Start of INPUT MATERIAL

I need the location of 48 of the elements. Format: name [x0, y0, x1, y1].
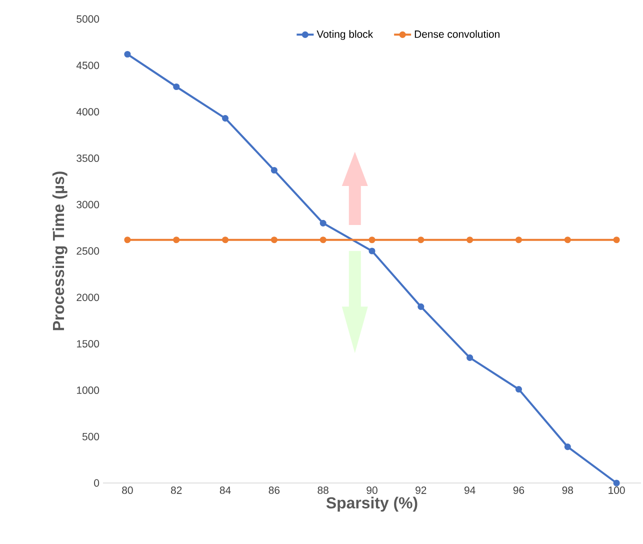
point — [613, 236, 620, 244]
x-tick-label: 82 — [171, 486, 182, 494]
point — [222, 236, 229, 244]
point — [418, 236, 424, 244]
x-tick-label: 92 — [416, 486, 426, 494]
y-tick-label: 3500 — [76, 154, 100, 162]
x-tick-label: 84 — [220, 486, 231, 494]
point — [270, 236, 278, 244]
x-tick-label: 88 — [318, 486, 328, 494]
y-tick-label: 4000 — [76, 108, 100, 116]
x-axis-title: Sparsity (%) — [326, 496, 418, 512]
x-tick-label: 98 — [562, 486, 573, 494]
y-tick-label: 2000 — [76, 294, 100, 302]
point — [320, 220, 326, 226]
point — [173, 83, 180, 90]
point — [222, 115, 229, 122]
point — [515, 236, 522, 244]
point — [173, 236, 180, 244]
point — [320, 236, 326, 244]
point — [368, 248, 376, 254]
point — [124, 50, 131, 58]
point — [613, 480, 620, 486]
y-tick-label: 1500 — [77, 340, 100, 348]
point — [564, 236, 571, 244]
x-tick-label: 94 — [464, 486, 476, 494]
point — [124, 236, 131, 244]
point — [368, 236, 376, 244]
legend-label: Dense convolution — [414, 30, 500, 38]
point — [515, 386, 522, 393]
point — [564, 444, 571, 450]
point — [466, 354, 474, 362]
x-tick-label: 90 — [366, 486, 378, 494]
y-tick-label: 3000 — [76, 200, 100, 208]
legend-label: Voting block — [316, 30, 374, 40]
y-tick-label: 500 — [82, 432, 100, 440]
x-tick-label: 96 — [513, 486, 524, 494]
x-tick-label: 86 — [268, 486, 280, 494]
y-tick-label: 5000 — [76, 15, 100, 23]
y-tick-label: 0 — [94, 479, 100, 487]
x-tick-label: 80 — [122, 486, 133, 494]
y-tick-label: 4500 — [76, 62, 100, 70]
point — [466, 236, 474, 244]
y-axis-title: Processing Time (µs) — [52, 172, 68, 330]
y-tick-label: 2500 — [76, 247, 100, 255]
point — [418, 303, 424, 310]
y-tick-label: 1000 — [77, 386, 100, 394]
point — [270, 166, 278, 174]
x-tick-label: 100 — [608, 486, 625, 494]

End of INPUT MATERIAL
Start of INPUT MATERIAL

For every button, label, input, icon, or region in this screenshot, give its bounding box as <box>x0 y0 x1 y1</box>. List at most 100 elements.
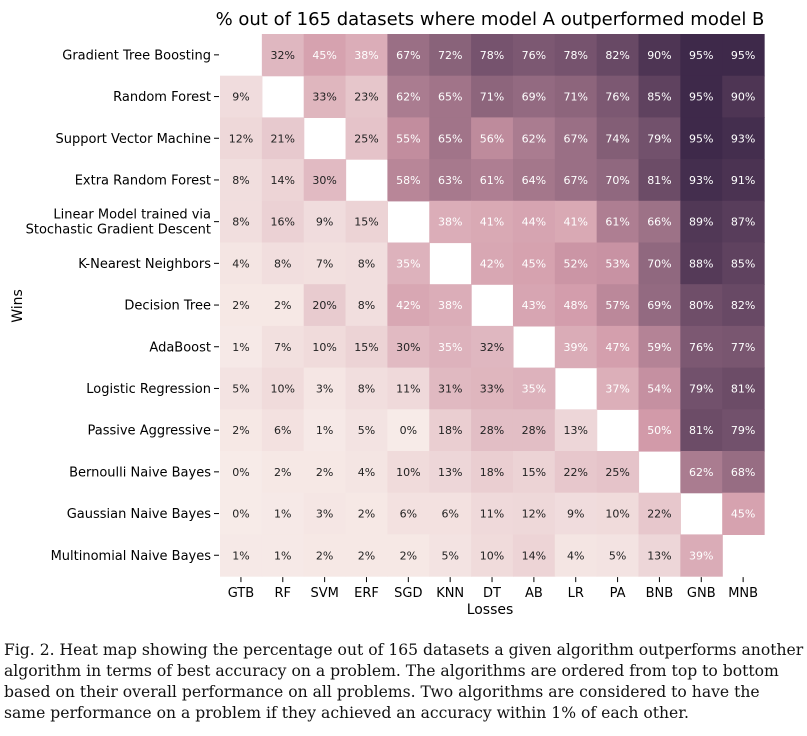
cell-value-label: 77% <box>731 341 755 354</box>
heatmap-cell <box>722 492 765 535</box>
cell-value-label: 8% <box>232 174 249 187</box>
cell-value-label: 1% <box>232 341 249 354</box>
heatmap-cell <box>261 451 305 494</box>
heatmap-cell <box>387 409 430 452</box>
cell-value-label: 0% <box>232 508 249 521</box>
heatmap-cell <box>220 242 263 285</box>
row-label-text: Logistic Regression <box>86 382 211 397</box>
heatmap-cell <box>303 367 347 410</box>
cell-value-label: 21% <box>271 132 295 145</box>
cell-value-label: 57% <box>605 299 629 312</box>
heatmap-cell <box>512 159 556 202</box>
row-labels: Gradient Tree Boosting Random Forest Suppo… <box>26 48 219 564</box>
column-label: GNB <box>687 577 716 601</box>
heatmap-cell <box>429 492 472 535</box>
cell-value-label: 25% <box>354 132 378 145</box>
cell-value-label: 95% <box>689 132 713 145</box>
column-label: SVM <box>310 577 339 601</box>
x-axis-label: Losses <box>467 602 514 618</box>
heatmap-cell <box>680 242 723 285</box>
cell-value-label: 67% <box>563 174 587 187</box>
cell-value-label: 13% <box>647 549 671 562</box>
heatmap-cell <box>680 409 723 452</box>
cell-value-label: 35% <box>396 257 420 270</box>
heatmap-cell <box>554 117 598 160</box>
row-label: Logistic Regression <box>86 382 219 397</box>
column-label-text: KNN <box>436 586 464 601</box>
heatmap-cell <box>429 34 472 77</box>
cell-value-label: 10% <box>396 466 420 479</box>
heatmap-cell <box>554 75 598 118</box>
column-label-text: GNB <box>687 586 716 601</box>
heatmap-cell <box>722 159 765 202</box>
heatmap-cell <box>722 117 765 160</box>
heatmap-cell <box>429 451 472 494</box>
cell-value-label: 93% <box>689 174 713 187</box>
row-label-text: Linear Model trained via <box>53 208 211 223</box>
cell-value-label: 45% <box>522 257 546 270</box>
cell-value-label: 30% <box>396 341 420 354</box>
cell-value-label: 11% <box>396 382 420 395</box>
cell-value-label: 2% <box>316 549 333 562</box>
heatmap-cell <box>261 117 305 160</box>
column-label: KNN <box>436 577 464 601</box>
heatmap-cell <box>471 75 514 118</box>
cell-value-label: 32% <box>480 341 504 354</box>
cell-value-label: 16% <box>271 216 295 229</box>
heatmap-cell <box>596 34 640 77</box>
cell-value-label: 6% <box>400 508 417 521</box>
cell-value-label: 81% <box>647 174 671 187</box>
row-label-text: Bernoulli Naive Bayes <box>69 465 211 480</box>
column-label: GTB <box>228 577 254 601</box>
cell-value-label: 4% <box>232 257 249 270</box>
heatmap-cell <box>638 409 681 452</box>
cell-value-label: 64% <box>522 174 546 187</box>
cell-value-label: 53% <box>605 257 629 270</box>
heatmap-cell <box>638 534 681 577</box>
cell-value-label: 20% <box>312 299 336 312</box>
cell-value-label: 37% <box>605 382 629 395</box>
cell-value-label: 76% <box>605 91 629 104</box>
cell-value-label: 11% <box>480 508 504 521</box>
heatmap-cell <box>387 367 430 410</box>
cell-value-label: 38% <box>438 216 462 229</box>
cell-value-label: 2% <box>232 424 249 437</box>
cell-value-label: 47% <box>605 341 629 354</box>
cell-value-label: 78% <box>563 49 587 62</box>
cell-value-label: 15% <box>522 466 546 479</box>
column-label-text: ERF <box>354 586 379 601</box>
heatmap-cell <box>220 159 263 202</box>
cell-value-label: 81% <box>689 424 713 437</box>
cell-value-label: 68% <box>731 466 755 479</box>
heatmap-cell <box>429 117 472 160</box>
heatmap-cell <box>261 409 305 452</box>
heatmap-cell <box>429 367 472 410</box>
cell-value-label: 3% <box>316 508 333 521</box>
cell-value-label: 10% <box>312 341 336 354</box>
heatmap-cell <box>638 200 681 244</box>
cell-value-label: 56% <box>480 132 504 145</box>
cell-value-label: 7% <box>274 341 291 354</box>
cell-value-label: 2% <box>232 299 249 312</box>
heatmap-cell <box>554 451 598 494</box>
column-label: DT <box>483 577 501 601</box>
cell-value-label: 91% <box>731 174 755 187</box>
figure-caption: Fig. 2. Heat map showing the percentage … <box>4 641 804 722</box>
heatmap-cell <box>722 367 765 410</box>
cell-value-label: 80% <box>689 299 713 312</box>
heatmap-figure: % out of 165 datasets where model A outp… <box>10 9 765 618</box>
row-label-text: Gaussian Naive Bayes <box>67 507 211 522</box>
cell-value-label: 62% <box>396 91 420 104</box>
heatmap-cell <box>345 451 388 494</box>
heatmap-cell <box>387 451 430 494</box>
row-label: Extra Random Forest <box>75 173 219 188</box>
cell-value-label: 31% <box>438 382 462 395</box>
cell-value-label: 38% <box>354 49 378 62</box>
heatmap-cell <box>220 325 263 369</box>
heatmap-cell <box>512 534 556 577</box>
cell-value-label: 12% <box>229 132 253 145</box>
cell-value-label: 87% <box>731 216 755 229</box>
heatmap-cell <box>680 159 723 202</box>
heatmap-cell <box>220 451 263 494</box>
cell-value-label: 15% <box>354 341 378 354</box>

End of INPUT MATERIAL

Find each line in the entries above that contains the string "title" and copy those lines in full.

EXERCISE RESULT:
x-axis-title: Sparsity (%) — [326, 496, 418, 512]
y-axis-title: Processing Time (µs) — [52, 172, 68, 330]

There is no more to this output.